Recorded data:

# # # # # # #

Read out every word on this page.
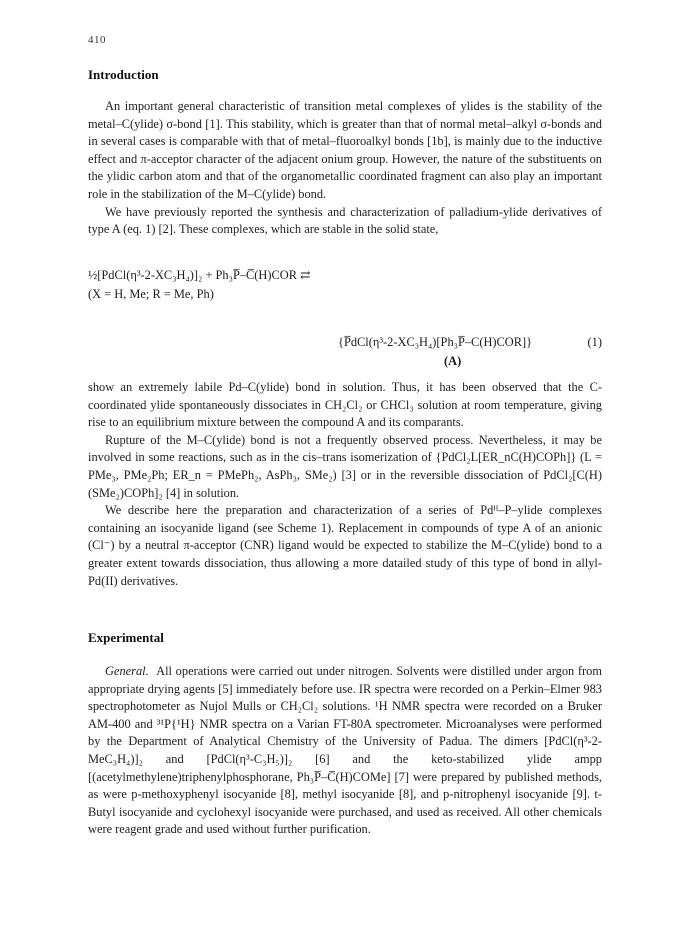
410
Introduction

An important general characteristic of transition metal complexes of ylides is the stability of the metal–C(ylide) σ-bond [1]. This stability, which is greater than that of normal metal–alkyl σ-bonds and in several cases is comparable with that of metal–fluoroalkyl bonds [1b], is mainly due to the inductive effect and π-acceptor character of the adjacent onium group. However, the nature of the substituents on the ylidic carbon atom and that of the organometallic coordinated fragment can also play an important role in the stabilization of the M–C(ylide) bond.

We have previously reported the synthesis and characterization of palladium-ylide derivatives of type A (eq. 1) [2]. These complexes, which are stable in the solid state,

½[PdCl(η³-2-XC₃H₄)]₂ + Ph₃P̅–C̅(H)COR ⇄
(X = H, Me; R = Me, Ph)
{P̅dCl(η³-2-XC₃H₄)[Ph₃P̅–C(H)COR]}	(1)
(A)

show an extremely labile Pd–C(ylide) bond in solution. Thus, it has been observed that the C-coordinated ylide spontaneously dissociates in CH₂Cl₂ or CHCl₃ solution at room temperature, giving rise to an equilibrium mixture between the compound A and its comparants.

Rupture of the M–C(ylide) bond is not a frequently observed process. Nevertheless, it may be involved in some reactions, such as in the cis–trans isomerization of {PdCl₂L[ER_nC(H)COPh]} (L = PMe₃, PMe₂Ph; ER_n = PMePh₂, AsPh₃, SMe₂) [3] or in the reversible dissociation of PdCl₂[C(H)(SMe₂)COPh]₂ [4] in solution.

We describe here the preparation and characterization of a series of Pdᴵᴵ–P–ylide complexes containing an isocyanide ligand (see Scheme 1). Replacement in compounds of type A of an anionic (Cl⁻) by a neutral π-acceptor (CNR) ligand would be expected to stabilize the M–C(ylide) bond to a greater extent towards dissociation, thus allowing a more datailed study of this type of bond in allyl-Pd(II) derivatives.

Experimental

General. All operations were carried out under nitrogen. Solvents were distilled under argon from appropriate drying agents [5] immediately before use. IR spectra were recorded on a Perkin–Elmer 983 spectrophotometer as Nujol Mulls or CH₂Cl₂ solutions. ¹H NMR spectra were recorded on a Bruker AM-400 and ³¹P{¹H} NMR spectra on a Varian FT-80A spectrometer. Microanalyses were performed by the Department of Analytical Chemistry of the University of Padua. The dimers [PdCl(η³-2-MeC₃H₄)]₂ and [PdCl(η³-C₃H₅)]₂ [6] and the keto-stabilized ylide ampp [(acetylmethylene)triphenylphosphorane, Ph₃P̅–C̅(H)COMe] [7] were prepared by published methods, as were p-methoxyphenyl isocyanide [8], methyl isocyanide [8], and p-nitrophenyl isocyanide [9]. t-Butyl isocyanide and cyclohexyl isocyanide were purchased, and used as received. All other chemicals were reagent grade and used without further purification.
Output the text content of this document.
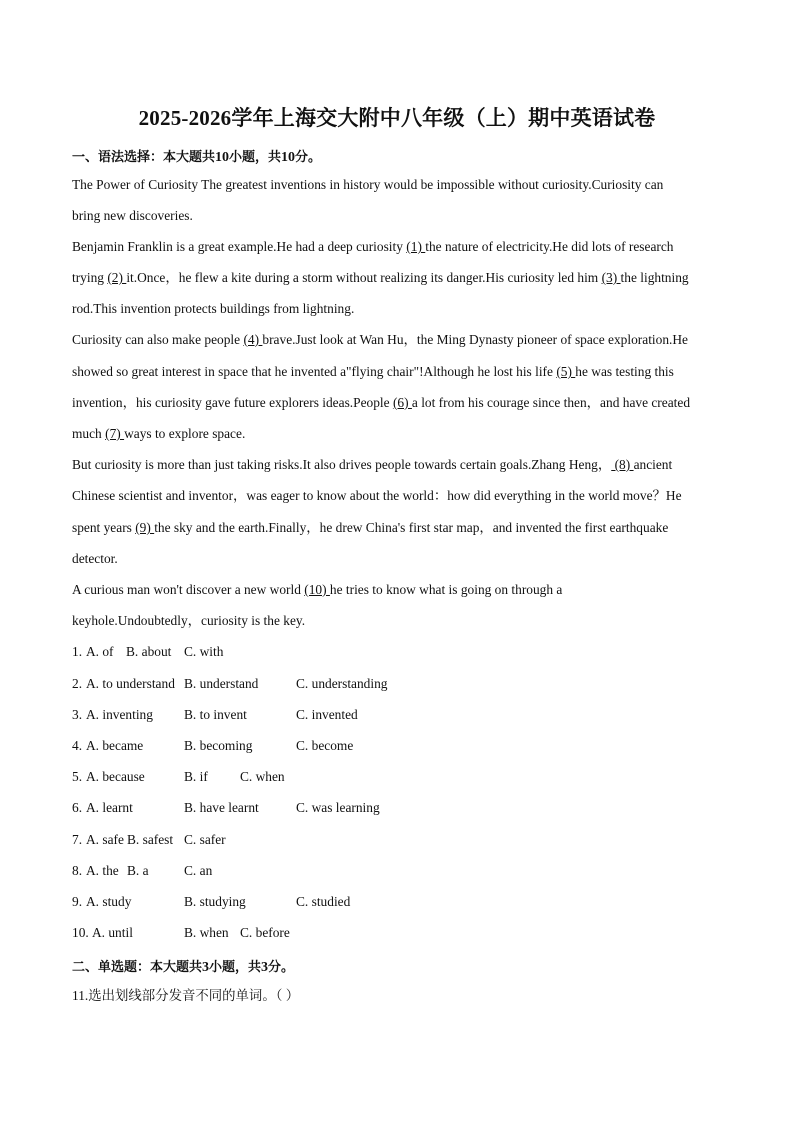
2025-2026学年上海交大附中八年级（上）期中英语试卷
一、语法选择：本大题共10小题，共10分。
The Power of Curiosity The greatest inventions in history would be impossible without curiosity.Curiosity can
bring new discoveries.
Benjamin Franklin is a great example.He had a deep curiosity (1) the nature of electricity.He did lots of research
trying (2) it.Once，he flew a kite during a storm without realizing its danger.His curiosity led him (3) the lightning
rod.This invention protects buildings from lightning.
Curiosity can also make people (4) brave.Just look at Wan Hu，the Ming Dynasty pioneer of space exploration.He
showed so great interest in space that he invented a"flying chair"!Although he lost his life (5) he was testing this
invention，his curiosity gave future explorers ideas.People (6) a lot from his courage since then，and have created
much (7) ways to explore space.
But curiosity is more than just taking risks.It also drives people towards certain goals.Zhang Heng， (8) ancient
Chinese scientist and inventor，was eager to know about the world：how did everything in the world move？He
spent years (9) the sky and the earth.Finally，he drew China's first star map，and invented the first earthquake
detector.
A curious man won't discover a new world (10) he tries to know what is going on through a
keyhole.Undoubtedly，curiosity is the key.
1. A. of B. about C. with
2. A. to understand B. understand	C. understanding
3. A. inventing B. to invent	C. invented
4. A. became	B. becoming	C. become
5. A. because	B. if C. when
6. A. learnt	B. have learnt	C. was learning
7. A. safe B. safest C. safer
8. A. the B. a	C. an
9. A. study	B. studying	C. studied
10. A. until	B. when C. before
二、单选题：本大题共3小题，共3分。
11.选出划线部分发音不同的单词。（ ）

# # # # # # #

*WHAT TO DO*
Search the entries for the word "space", then list each line that holds it.

*PROBLEM SOLUTION*
Curiosity can also make people (4) brave.Just look at Wan Hu，the Ming Dynasty pioneer of space exploration.He
showed so great interest in space that he invented a"flying chair"!Although he lost his life (5) he was testing this
much (7) ways to explore space.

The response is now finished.